THE REQUEST: Transcribe all of the records word for word, but omit the pictures.

### RECORDS TO USE

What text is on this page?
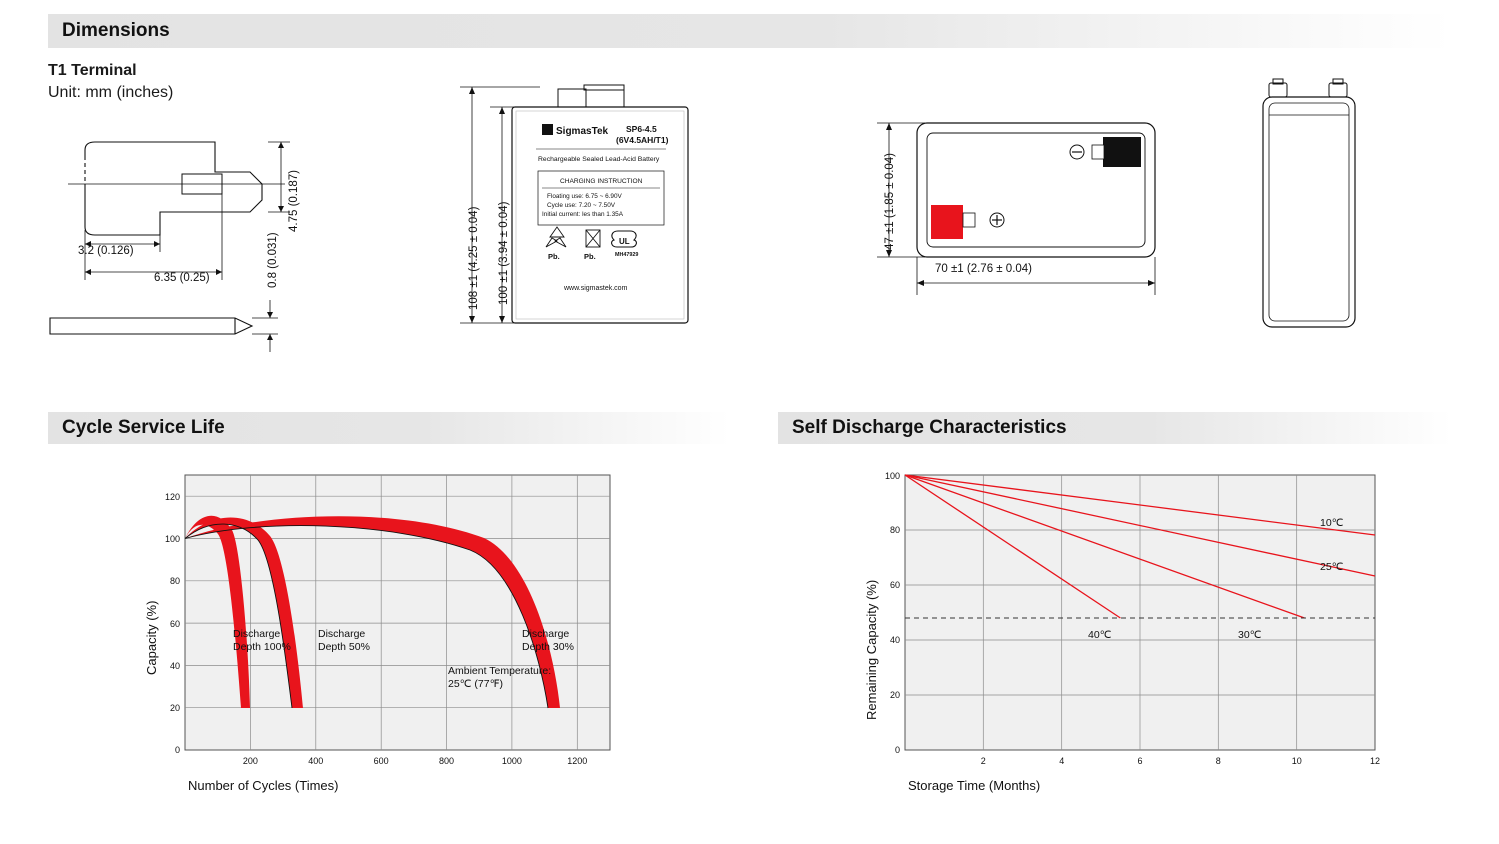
Dimensions
Cycle Service Life	Self Discharge Characteristics
T1 Terminal
Unit: mm (inches)
4.75 (0.187)
3.2 (0.126)
6.35 (0.25)	0.8 (0.031)
SigmasTek SP6-4.5
(6V4.5AH/T1)
Rechargeable Sealed Lead-Acid Battery
CHARGING INSTRUCTION
Floating use: 6.75 ~ 6.90V
Cycle use: 7.20 ~ 7.50V
Initial current: les than 1.35A
Pb.	Pb.
UL
MH47929
www.sigmastek.com
108 ±1 (4.25 ± 0.04) 100 ±1 (3.94 ± 0.04)
47 ±1 (1.85 ± 0.04)
70 ±1 (2.76 ± 0.04)
0
20
40
60
80
100
120
200	400	600	800	1000	1200
Discharge
Depth 100%
Discharge
Depth 50%
Discharge
Depth 30%
Ambient Temperature:
25℃ (77℉)
Capacity (%)
Number of Cycles (Times)
10℃
25℃
30℃
40℃
0
20
40
60
80
100
2	4	6	8	10	12
Remaining Capacity (%)
Storage Time (Months)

######

OUTPUT OF THE TASK:
What text is on this page?
Dimensions
Cycle Service Life	Self Discharge Characteristics
T1 Terminal
Unit: mm (inches)
4.75 (0.187)
3.2 (0.126)
6.35 (0.25)	0.8 (0.031)
SigmasTek SP6-4.5
(6V4.5AH/T1)
Rechargeable Sealed Lead-Acid Battery
CHARGING INSTRUCTION
Floating use: 6.75 ~ 6.90V
Cycle use: 7.20 ~ 7.50V
Initial current: les than 1.35A
Pb.	Pb.
UL
MH47929
www.sigmastek.com
108 ±1 (4.25 ± 0.04) 100 ±1 (3.94 ± 0.04)
47 ±1 (1.85 ± 0.04)
70 ±1 (2.76 ± 0.04)
0
20
40
60
80
100
120
200	400	600	800	1000	1200
Discharge
Depth 100%
Discharge
Depth 50%
Discharge
Depth 30%
Ambient Temperature:
25℃ (77℉)
Capacity (%)
Number of Cycles (Times)
10℃
25℃
30℃
40℃
0
20
40
60
80
100
2	4	6	8	10	12
Remaining Capacity (%)
Storage Time (Months)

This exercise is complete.